Repeat the lines below exactly as they appear, but leave out the images.

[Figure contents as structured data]

○ ○ ○ ○ ○ ○ ○

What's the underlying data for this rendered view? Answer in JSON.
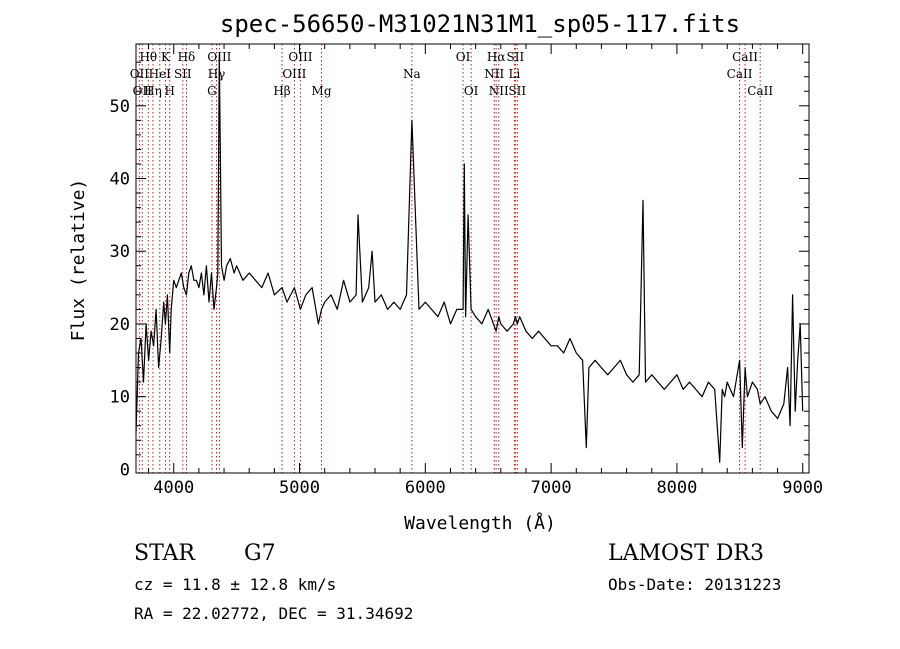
{
  "chart_data": {
    "type": "line",
    "title": "spec-56650-M31021N31M1_sp05-117.fits",
    "xlabel": "Wavelength (Å)",
    "ylabel": "Flux (relative)",
    "xlim": [
      3700,
      9050
    ],
    "ylim": [
      -0.5,
      58.5
    ],
    "xticks": [
      4000,
      5000,
      6000,
      7000,
      8000,
      9000
    ],
    "yticks": [
      0,
      10,
      20,
      30,
      40,
      50
    ],
    "series": [
      {
        "name": "flux",
        "color": "#000000",
        "x": [
          3700,
          3720,
          3740,
          3760,
          3780,
          3800,
          3820,
          3840,
          3860,
          3880,
          3900,
          3920,
          3934,
          3950,
          3968,
          3980,
          4000,
          4020,
          4040,
          4060,
          4080,
          4101,
          4120,
          4140,
          4160,
          4180,
          4200,
          4220,
          4240,
          4260,
          4280,
          4300,
          4320,
          4340,
          4350,
          4362,
          4380,
          4400,
          4420,
          4450,
          4480,
          4500,
          4550,
          4600,
          4650,
          4700,
          4750,
          4800,
          4861,
          4900,
          4959,
          5007,
          5050,
          5100,
          5150,
          5175,
          5200,
          5250,
          5300,
          5350,
          5400,
          5450,
          5465,
          5500,
          5550,
          5577,
          5600,
          5650,
          5700,
          5750,
          5800,
          5850,
          5893,
          5950,
          6000,
          6050,
          6100,
          6150,
          6200,
          6250,
          6300,
          6310,
          6320,
          6340,
          6364,
          6400,
          6450,
          6500,
          6563,
          6584,
          6600,
          6650,
          6700,
          6716,
          6731,
          6750,
          6800,
          6850,
          6900,
          6950,
          7000,
          7050,
          7100,
          7150,
          7200,
          7250,
          7280,
          7300,
          7350,
          7400,
          7450,
          7500,
          7550,
          7600,
          7650,
          7700,
          7730,
          7750,
          7800,
          7850,
          7900,
          7950,
          8000,
          8050,
          8100,
          8150,
          8200,
          8250,
          8300,
          8340,
          8360,
          8380,
          8400,
          8450,
          8498,
          8520,
          8542,
          8560,
          8600,
          8640,
          8662,
          8700,
          8750,
          8800,
          8850,
          8880,
          8900,
          8920,
          8940,
          8960,
          8980,
          9000
        ],
        "values": [
          5,
          16,
          18,
          12,
          20,
          15,
          19,
          17,
          22,
          14,
          18,
          23,
          20,
          24,
          16,
          22,
          26,
          25,
          26,
          27,
          25,
          24,
          27,
          28,
          26,
          26,
          25,
          27,
          24,
          28,
          23,
          27,
          22,
          25,
          27,
          57,
          28,
          26,
          28,
          29,
          27,
          28,
          26,
          27,
          26,
          25,
          27,
          24,
          25,
          23,
          25,
          22,
          24,
          25,
          20,
          22,
          23,
          24,
          22,
          26,
          23,
          24,
          35,
          23,
          25,
          30,
          23,
          24,
          22,
          23,
          22,
          24,
          48,
          22,
          23,
          22,
          21,
          23,
          20,
          22,
          22,
          42,
          21,
          35,
          22,
          21,
          20,
          22,
          19,
          21,
          20,
          19,
          20,
          21,
          20,
          21,
          19,
          18,
          19,
          18,
          17,
          17,
          16,
          18,
          16,
          15,
          3,
          14,
          15,
          14,
          13,
          14,
          15,
          13,
          12,
          13,
          37,
          12,
          13,
          12,
          11,
          12,
          13,
          11,
          12,
          11,
          10,
          12,
          11,
          1,
          11,
          10,
          12,
          10,
          15,
          3,
          14,
          10,
          12,
          11,
          9,
          10,
          8,
          7,
          9,
          14,
          6,
          24,
          8,
          15,
          20,
          8
        ]
      }
    ],
    "line_markers": [
      {
        "wavelength": 3727,
        "label": "OII",
        "row": 2
      },
      {
        "wavelength": 3750,
        "label": "OII",
        "row": 3
      },
      {
        "wavelength": 3798,
        "label": "Hθ",
        "row": 1
      },
      {
        "wavelength": 3835,
        "label": "Hη",
        "row": 3
      },
      {
        "wavelength": 3889,
        "label": "HeI",
        "row": 2
      },
      {
        "wavelength": 3934,
        "label": "K",
        "row": 1
      },
      {
        "wavelength": 3968,
        "label": "H",
        "row": 3
      },
      {
        "wavelength": 4072,
        "label": "SII",
        "row": 2
      },
      {
        "wavelength": 4101,
        "label": "Hδ",
        "row": 1
      },
      {
        "wavelength": 4304,
        "label": "G",
        "row": 3
      },
      {
        "wavelength": 4340,
        "label": "Hγ",
        "row": 2
      },
      {
        "wavelength": 4363,
        "label": "OIII",
        "row": 1
      },
      {
        "wavelength": 4861,
        "label": "Hβ",
        "row": 3
      },
      {
        "wavelength": 4959,
        "label": "OIII",
        "row": 2
      },
      {
        "wavelength": 5007,
        "label": "OIII",
        "row": 1
      },
      {
        "wavelength": 5175,
        "label": "Mg",
        "row": 3
      },
      {
        "wavelength": 5893,
        "label": "Na",
        "row": 2
      },
      {
        "wavelength": 6300,
        "label": "OI",
        "row": 1
      },
      {
        "wavelength": 6364,
        "label": "OI",
        "row": 3
      },
      {
        "wavelength": 6548,
        "label": "NII",
        "row": 2
      },
      {
        "wavelength": 6563,
        "label": "Hα",
        "row": 1
      },
      {
        "wavelength": 6584,
        "label": "NII",
        "row": 3
      },
      {
        "wavelength": 6708,
        "label": "Li",
        "row": 2
      },
      {
        "wavelength": 6716,
        "label": "SII",
        "row": 1
      },
      {
        "wavelength": 6731,
        "label": "SII",
        "row": 3
      },
      {
        "wavelength": 8498,
        "label": "CaII",
        "row": 2
      },
      {
        "wavelength": 8542,
        "label": "CaII",
        "row": 1
      },
      {
        "wavelength": 8662,
        "label": "CaII",
        "row": 3
      }
    ],
    "marker_color": "#b22222"
  },
  "info": {
    "class": "STAR",
    "subclass": "G7",
    "survey": "LAMOST DR3",
    "cz": "cz = 11.8 ± 12.8 km/s",
    "obs_date": "Obs-Date: 20131223",
    "coords": "RA =  22.02772, DEC =  31.34692"
  }
}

○ ○ ○ ○ ○ ○ ○

Written answer:
What's the underlying data for this rendered view? Answer in JSON.
{
  "chart_data": {
    "type": "line",
    "title": "spec-56650-M31021N31M1_sp05-117.fits",
    "xlabel": "Wavelength (Å)",
    "ylabel": "Flux (relative)",
    "xlim": [
      3700,
      9050
    ],
    "ylim": [
      -0.5,
      58.5
    ],
    "xticks": [
      4000,
      5000,
      6000,
      7000,
      8000,
      9000
    ],
    "yticks": [
      0,
      10,
      20,
      30,
      40,
      50
    ],
    "series": [
      {
        "name": "flux",
        "color": "#000000",
        "x": [
          3700,
          3720,
          3740,
          3760,
          3780,
          3800,
          3820,
          3840,
          3860,
          3880,
          3900,
          3920,
          3934,
          3950,
          3968,
          3980,
          4000,
          4020,
          4040,
          4060,
          4080,
          4101,
          4120,
          4140,
          4160,
          4180,
          4200,
          4220,
          4240,
          4260,
          4280,
          4300,
          4320,
          4340,
          4350,
          4362,
          4380,
          4400,
          4420,
          4450,
          4480,
          4500,
          4550,
          4600,
          4650,
          4700,
          4750,
          4800,
          4861,
          4900,
          4959,
          5007,
          5050,
          5100,
          5150,
          5175,
          5200,
          5250,
          5300,
          5350,
          5400,
          5450,
          5465,
          5500,
          5550,
          5577,
          5600,
          5650,
          5700,
          5750,
          5800,
          5850,
          5893,
          5950,
          6000,
          6050,
          6100,
          6150,
          6200,
          6250,
          6300,
          6310,
          6320,
          6340,
          6364,
          6400,
          6450,
          6500,
          6563,
          6584,
          6600,
          6650,
          6700,
          6716,
          6731,
          6750,
          6800,
          6850,
          6900,
          6950,
          7000,
          7050,
          7100,
          7150,
          7200,
          7250,
          7280,
          7300,
          7350,
          7400,
          7450,
          7500,
          7550,
          7600,
          7650,
          7700,
          7730,
          7750,
          7800,
          7850,
          7900,
          7950,
          8000,
          8050,
          8100,
          8150,
          8200,
          8250,
          8300,
          8340,
          8360,
          8380,
          8400,
          8450,
          8498,
          8520,
          8542,
          8560,
          8600,
          8640,
          8662,
          8700,
          8750,
          8800,
          8850,
          8880,
          8900,
          8920,
          8940,
          8960,
          8980,
          9000
        ],
        "values": [
          5,
          16,
          18,
          12,
          20,
          15,
          19,
          17,
          22,
          14,
          18,
          23,
          20,
          24,
          16,
          22,
          26,
          25,
          26,
          27,
          25,
          24,
          27,
          28,
          26,
          26,
          25,
          27,
          24,
          28,
          23,
          27,
          22,
          25,
          27,
          57,
          28,
          26,
          28,
          29,
          27,
          28,
          26,
          27,
          26,
          25,
          27,
          24,
          25,
          23,
          25,
          22,
          24,
          25,
          20,
          22,
          23,
          24,
          22,
          26,
          23,
          24,
          35,
          23,
          25,
          30,
          23,
          24,
          22,
          23,
          22,
          24,
          48,
          22,
          23,
          22,
          21,
          23,
          20,
          22,
          22,
          42,
          21,
          35,
          22,
          21,
          20,
          22,
          19,
          21,
          20,
          19,
          20,
          21,
          20,
          21,
          19,
          18,
          19,
          18,
          17,
          17,
          16,
          18,
          16,
          15,
          3,
          14,
          15,
          14,
          13,
          14,
          15,
          13,
          12,
          13,
          37,
          12,
          13,
          12,
          11,
          12,
          13,
          11,
          12,
          11,
          10,
          12,
          11,
          1,
          11,
          10,
          12,
          10,
          15,
          3,
          14,
          10,
          12,
          11,
          9,
          10,
          8,
          7,
          9,
          14,
          6,
          24,
          8,
          15,
          20,
          8
        ]
      }
    ],
    "line_markers": [
      {
        "wavelength": 3727,
        "label": "OII",
        "row": 2
      },
      {
        "wavelength": 3750,
        "label": "OII",
        "row": 3
      },
      {
        "wavelength": 3798,
        "label": "Hθ",
        "row": 1
      },
      {
        "wavelength": 3835,
        "label": "Hη",
        "row": 3
      },
      {
        "wavelength": 3889,
        "label": "HeI",
        "row": 2
      },
      {
        "wavelength": 3934,
        "label": "K",
        "row": 1
      },
      {
        "wavelength": 3968,
        "label": "H",
        "row": 3
      },
      {
        "wavelength": 4072,
        "label": "SII",
        "row": 2
      },
      {
        "wavelength": 4101,
        "label": "Hδ",
        "row": 1
      },
      {
        "wavelength": 4304,
        "label": "G",
        "row": 3
      },
      {
        "wavelength": 4340,
        "label": "Hγ",
        "row": 2
      },
      {
        "wavelength": 4363,
        "label": "OIII",
        "row": 1
      },
      {
        "wavelength": 4861,
        "label": "Hβ",
        "row": 3
      },
      {
        "wavelength": 4959,
        "label": "OIII",
        "row": 2
      },
      {
        "wavelength": 5007,
        "label": "OIII",
        "row": 1
      },
      {
        "wavelength": 5175,
        "label": "Mg",
        "row": 3
      },
      {
        "wavelength": 5893,
        "label": "Na",
        "row": 2
      },
      {
        "wavelength": 6300,
        "label": "OI",
        "row": 1
      },
      {
        "wavelength": 6364,
        "label": "OI",
        "row": 3
      },
      {
        "wavelength": 6548,
        "label": "NII",
        "row": 2
      },
      {
        "wavelength": 6563,
        "label": "Hα",
        "row": 1
      },
      {
        "wavelength": 6584,
        "label": "NII",
        "row": 3
      },
      {
        "wavelength": 6708,
        "label": "Li",
        "row": 2
      },
      {
        "wavelength": 6716,
        "label": "SII",
        "row": 1
      },
      {
        "wavelength": 6731,
        "label": "SII",
        "row": 3
      },
      {
        "wavelength": 8498,
        "label": "CaII",
        "row": 2
      },
      {
        "wavelength": 8542,
        "label": "CaII",
        "row": 1
      },
      {
        "wavelength": 8662,
        "label": "CaII",
        "row": 3
      }
    ],
    "marker_color": "#b22222"
  },
  "info": {
    "class": "STAR",
    "subclass": "G7",
    "survey": "LAMOST DR3",
    "cz": "cz = 11.8 ± 12.8 km/s",
    "obs_date": "Obs-Date: 20131223",
    "coords": "RA =  22.02772, DEC =  31.34692"
  }
}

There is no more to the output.